───── Excerpted records
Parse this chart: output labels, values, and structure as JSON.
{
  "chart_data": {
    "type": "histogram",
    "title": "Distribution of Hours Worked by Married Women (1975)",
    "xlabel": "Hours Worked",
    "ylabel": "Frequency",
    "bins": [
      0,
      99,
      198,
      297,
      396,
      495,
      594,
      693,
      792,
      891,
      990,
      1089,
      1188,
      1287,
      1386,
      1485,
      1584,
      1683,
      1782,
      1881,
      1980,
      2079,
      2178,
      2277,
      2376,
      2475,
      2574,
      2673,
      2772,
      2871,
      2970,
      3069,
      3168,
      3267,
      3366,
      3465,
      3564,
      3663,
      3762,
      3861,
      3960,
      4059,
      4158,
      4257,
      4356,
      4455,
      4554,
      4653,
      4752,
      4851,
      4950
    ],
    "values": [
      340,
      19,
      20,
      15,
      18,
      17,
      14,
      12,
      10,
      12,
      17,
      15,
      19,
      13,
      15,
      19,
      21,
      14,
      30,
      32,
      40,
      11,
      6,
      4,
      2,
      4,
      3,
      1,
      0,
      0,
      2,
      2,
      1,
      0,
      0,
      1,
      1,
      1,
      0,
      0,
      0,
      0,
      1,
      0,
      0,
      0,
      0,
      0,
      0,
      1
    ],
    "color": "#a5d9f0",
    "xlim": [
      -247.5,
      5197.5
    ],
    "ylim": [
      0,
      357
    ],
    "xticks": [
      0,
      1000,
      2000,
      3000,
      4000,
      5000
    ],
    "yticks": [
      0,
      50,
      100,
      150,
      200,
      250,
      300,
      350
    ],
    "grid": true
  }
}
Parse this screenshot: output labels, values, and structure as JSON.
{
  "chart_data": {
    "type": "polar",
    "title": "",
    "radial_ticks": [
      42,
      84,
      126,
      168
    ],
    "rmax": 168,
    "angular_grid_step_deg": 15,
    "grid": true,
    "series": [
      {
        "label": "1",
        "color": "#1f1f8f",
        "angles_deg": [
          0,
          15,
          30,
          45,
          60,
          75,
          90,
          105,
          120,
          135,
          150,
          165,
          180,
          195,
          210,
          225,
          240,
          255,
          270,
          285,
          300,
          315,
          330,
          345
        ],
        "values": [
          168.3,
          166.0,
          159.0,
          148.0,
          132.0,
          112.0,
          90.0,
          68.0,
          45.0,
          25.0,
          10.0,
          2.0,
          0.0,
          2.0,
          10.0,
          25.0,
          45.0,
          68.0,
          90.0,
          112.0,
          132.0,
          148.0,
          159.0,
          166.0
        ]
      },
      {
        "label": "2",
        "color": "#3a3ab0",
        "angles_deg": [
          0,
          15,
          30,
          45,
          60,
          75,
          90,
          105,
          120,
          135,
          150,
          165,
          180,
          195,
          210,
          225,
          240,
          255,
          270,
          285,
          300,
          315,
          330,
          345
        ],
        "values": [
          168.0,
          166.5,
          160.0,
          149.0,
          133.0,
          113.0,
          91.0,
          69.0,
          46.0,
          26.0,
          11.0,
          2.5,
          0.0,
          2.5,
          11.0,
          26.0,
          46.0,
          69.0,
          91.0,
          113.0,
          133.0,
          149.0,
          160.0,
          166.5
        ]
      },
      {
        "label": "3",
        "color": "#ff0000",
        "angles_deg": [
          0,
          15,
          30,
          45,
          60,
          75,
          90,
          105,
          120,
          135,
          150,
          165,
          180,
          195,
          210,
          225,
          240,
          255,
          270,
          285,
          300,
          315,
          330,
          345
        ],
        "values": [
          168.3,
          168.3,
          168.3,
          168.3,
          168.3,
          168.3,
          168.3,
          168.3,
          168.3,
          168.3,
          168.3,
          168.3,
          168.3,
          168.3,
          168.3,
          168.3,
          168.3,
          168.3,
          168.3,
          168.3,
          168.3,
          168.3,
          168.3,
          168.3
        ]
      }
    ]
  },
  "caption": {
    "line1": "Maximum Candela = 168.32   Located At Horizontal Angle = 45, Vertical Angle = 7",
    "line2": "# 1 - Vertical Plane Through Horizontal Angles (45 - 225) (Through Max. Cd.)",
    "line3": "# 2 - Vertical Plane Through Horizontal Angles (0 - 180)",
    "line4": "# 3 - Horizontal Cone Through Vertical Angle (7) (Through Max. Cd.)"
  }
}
──────────
• What the task asks
Extract every line containing the string "Plane" from the material.

• Worked solution
    "line2": "# 1 - Vertical Plane Through Horizontal Angles (45 - 225) (Through Max. Cd.)",
    "line3": "# 2 - Vertical Plane Through Horizontal Angles (0 - 180)",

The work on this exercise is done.